-- BEGIN Text passage --

BERGEN: Amal was the youngest wife. And so the night he was killed, it was Amal's turn with a sheikh - the way they referred to bin Laden was a sheikh, an honorific title. And so, yeah, they clearly had turns with bin Laden. He viewed his wives as - you know, if you can treat them all equitably, you're allowed to have the four wives that the Quran sanctions. And so bin Laden would - in each house he was in, he would create spaces for each of his wives. They would each have their own bedroom. They would each have their own kind of rudimentary kitchen. When I visited the Abbottabad compound before it was demolished in 2012, you know, I could see that each wife had her own little - she had her bedroom, her bathroom and then her own kind of crude kitchen. They were not living in any great luxury, but bin Laden certainly was trying to treat each of his wives equitably.

DAVIES: Right. And there's this little detail of him using Just For Men hair dye on his beard. Do we know why?

BERGEN: You know, vanity, I think (laughter). You know, he also would use - you know, when he did his videos, he would apply - often apply - he wanted to look younger. I mean, the guy was - when he died - when bin Laden died, he was 54, but he certainly looked a lot older in reality. So, you know, he was using Just For Men hair dye. When I visited the compound, I actually saw what was in his bedroom, the bedroom in which he was killed. And I saw, you know, in his toilet area, Just For Men hair dye.

And, you know, he was vain. I mean, he was very kind of conscious of his media appearances. He would, you know, sometimes get people to redo takes. And he would often - you can - in the videos that were released by the Trump administration in December 2017 that came out of the compound, you know, he would do multiple takes of, you know, his speeches. He would - he was very interested in micromanaging kind of the way that he appeared in the media. So I think that the fact he was dyeing his hair, dyeing his beard, you know, isn't that surprising.

DAVIES: We need to take a break here. Let me reintroduce you. We are speaking with Peter Bergen. His new book is "The Rise And Fall Of Osama Bin Laden." We'll continue our conversation in just a moment. This is FRESH AIR.

(SOUNDBITE OF SLOWBERN'S "WHEN WAR WAS KING")

DAVIES: This is FRESH AIR, and our guest is Peter Bergen. He's a journalist and author who's written several books about al-Qaida and other jihadist movements. His new book is a biography of Osama bin Laden called "The Rise And Fall Of Osama Bin Laden."

-- END Text passage --
-- BEGIN Dataset content --

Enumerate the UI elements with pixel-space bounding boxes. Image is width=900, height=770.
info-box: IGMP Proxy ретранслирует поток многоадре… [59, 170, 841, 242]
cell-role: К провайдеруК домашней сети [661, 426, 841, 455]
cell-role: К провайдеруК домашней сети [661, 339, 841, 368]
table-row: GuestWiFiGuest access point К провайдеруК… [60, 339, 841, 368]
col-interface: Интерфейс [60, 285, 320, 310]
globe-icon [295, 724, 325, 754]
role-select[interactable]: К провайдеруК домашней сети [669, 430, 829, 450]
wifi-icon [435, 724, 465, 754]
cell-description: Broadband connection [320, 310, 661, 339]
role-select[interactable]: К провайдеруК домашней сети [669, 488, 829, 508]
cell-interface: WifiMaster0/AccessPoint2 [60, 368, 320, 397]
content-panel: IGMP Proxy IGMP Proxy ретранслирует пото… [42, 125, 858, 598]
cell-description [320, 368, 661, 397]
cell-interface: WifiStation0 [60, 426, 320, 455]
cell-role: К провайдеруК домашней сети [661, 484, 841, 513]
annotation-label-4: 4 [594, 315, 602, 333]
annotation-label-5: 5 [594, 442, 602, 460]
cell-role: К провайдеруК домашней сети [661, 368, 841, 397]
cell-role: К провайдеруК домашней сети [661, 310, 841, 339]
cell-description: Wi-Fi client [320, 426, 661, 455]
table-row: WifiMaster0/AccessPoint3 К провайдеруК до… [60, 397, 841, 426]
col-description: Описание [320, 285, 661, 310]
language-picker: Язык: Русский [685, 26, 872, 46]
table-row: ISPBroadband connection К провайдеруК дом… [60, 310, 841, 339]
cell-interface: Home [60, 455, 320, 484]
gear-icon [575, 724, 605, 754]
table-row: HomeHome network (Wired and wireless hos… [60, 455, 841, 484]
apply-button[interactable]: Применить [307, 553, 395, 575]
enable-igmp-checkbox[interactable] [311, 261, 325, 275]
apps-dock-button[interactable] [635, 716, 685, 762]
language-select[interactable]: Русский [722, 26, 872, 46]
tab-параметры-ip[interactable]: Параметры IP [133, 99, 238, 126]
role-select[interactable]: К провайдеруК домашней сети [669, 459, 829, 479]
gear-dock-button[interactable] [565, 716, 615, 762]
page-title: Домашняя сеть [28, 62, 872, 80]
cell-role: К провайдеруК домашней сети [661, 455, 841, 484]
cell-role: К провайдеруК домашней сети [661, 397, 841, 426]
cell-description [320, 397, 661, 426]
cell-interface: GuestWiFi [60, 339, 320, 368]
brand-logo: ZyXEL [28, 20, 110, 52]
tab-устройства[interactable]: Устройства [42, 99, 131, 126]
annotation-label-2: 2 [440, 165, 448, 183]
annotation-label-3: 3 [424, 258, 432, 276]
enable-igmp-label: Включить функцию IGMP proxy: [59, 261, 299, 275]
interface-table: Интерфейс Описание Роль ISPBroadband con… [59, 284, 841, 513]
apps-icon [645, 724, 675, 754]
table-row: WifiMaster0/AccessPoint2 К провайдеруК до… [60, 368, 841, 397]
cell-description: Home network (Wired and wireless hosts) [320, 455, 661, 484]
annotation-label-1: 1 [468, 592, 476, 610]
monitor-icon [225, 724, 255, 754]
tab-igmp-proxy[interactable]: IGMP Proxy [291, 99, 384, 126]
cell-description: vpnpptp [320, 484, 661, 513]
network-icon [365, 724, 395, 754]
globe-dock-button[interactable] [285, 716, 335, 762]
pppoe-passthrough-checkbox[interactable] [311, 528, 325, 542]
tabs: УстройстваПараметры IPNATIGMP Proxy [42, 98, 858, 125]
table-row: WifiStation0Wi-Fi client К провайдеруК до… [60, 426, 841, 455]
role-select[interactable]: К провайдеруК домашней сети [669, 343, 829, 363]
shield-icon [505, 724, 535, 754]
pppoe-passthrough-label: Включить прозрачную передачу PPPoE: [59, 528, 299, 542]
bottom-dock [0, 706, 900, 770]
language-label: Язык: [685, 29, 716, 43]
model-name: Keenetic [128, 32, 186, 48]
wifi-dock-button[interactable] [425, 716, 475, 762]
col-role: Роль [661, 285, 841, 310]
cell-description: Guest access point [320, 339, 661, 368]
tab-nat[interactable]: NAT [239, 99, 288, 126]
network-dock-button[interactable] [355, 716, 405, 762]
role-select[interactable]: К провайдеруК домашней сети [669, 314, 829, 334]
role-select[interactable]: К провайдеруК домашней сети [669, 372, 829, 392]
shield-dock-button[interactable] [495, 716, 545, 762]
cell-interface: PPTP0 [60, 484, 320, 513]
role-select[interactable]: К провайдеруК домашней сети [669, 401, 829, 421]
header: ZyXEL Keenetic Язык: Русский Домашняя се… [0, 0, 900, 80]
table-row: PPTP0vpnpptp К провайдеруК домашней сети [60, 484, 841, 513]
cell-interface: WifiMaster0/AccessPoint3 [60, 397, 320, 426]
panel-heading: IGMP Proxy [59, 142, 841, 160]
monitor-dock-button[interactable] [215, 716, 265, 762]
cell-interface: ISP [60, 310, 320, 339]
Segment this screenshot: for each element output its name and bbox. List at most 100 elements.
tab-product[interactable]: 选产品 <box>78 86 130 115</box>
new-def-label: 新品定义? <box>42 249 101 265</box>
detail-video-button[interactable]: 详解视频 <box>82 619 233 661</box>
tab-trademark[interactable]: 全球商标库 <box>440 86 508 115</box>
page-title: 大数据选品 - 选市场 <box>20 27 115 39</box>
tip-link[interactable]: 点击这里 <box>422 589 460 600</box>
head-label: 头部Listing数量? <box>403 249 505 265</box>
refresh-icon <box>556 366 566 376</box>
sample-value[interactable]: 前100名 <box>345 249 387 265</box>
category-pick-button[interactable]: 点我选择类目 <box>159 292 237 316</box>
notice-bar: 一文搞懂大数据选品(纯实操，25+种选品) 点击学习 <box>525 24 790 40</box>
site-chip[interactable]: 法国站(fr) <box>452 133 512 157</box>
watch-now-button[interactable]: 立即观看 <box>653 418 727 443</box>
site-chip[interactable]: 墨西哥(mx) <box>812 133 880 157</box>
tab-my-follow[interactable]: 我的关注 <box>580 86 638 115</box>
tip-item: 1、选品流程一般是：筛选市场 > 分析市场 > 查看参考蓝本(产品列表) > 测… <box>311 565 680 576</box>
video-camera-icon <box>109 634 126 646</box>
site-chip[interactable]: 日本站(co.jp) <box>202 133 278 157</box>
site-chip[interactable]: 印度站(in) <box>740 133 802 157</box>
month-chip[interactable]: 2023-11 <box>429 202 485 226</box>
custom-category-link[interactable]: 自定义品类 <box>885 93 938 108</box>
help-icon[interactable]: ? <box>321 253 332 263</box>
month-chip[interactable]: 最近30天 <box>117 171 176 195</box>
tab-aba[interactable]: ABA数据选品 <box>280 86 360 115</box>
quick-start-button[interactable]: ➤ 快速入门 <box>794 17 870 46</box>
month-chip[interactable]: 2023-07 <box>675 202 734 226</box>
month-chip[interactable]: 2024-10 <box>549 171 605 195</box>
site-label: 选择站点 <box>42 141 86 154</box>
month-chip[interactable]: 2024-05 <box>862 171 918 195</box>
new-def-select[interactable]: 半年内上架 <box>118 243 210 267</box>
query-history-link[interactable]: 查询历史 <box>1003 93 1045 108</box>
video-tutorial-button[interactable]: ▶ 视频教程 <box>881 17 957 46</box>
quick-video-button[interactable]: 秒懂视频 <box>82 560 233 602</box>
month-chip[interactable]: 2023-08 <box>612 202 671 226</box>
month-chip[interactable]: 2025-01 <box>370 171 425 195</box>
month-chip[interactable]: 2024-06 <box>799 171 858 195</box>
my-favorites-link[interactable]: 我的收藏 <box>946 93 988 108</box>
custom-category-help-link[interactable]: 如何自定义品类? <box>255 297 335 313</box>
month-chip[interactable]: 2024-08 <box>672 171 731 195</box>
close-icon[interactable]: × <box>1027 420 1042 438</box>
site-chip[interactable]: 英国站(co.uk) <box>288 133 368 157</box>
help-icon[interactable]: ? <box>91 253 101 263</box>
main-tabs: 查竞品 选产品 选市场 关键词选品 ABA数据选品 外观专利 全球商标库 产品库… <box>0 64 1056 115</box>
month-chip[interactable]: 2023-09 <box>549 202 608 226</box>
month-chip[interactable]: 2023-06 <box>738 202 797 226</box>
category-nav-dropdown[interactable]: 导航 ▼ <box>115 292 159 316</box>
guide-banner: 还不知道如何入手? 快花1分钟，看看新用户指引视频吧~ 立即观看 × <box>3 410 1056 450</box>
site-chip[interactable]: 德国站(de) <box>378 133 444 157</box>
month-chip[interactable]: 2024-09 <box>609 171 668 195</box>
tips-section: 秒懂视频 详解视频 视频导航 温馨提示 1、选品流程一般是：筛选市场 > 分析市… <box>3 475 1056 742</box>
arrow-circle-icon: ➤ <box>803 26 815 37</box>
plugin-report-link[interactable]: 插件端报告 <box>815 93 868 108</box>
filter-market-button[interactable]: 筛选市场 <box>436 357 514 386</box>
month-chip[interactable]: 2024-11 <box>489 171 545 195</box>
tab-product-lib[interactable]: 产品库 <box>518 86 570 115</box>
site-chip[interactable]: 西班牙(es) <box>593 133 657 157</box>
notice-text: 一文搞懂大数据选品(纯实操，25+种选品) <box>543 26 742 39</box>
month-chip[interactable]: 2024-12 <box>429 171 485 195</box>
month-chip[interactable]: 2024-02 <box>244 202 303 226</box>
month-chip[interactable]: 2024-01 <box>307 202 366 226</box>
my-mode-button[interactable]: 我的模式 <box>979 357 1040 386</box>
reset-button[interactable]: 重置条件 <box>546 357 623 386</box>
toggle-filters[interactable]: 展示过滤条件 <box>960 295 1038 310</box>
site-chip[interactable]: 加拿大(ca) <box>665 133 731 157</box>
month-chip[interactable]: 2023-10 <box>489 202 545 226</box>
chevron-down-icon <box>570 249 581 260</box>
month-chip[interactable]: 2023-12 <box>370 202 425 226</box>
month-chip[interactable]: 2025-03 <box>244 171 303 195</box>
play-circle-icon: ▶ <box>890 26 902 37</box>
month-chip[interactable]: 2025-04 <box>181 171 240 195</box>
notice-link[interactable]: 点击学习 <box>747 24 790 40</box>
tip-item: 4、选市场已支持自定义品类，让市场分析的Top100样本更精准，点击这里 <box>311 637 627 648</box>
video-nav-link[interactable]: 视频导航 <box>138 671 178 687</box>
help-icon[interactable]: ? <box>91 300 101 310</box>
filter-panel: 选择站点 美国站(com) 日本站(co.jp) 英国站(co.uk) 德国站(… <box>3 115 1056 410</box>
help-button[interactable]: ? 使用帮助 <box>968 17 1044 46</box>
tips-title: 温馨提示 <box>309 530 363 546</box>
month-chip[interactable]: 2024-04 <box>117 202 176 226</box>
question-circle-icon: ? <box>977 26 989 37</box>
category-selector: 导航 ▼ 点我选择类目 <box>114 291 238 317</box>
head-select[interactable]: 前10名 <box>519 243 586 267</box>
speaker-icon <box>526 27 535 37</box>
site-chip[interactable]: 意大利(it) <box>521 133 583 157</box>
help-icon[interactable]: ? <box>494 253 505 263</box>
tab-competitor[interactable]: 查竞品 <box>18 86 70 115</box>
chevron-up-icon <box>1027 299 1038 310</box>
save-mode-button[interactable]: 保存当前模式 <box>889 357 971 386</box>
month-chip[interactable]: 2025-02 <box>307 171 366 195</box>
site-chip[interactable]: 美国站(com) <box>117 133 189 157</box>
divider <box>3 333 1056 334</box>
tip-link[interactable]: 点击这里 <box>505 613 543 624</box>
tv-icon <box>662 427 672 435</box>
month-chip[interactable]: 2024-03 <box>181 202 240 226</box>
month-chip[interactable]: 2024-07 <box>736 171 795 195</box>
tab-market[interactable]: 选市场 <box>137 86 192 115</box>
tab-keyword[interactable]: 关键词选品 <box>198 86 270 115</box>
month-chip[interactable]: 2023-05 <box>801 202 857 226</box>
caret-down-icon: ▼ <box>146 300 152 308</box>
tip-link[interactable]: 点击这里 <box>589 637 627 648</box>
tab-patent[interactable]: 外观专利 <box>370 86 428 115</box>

-- END Dataset content --

Swap "vanity" for "pride" in the part of the interview transcript starting with "DAVIES: Right. And" and going on through "area, Just For Men hair dye.", and give that part again.

## Answer in full
DAVIES: Right. And there's this little detail of him using Just For Men hair dye on his beard. Do we know why?

BERGEN: You know, pride, I think (laughter). You know, he also would use - you know, when he did his videos, he would apply - often apply - he wanted to look younger. I mean, the guy was - when he died - when bin Laden died, he was 54, but he certainly looked a lot older in reality. So, you know, he was using Just For Men hair dye. When I visited the compound, I actually saw what was in his bedroom, the bedroom in which he was killed. And I saw, you know, in his toilet area, Just For Men hair dye.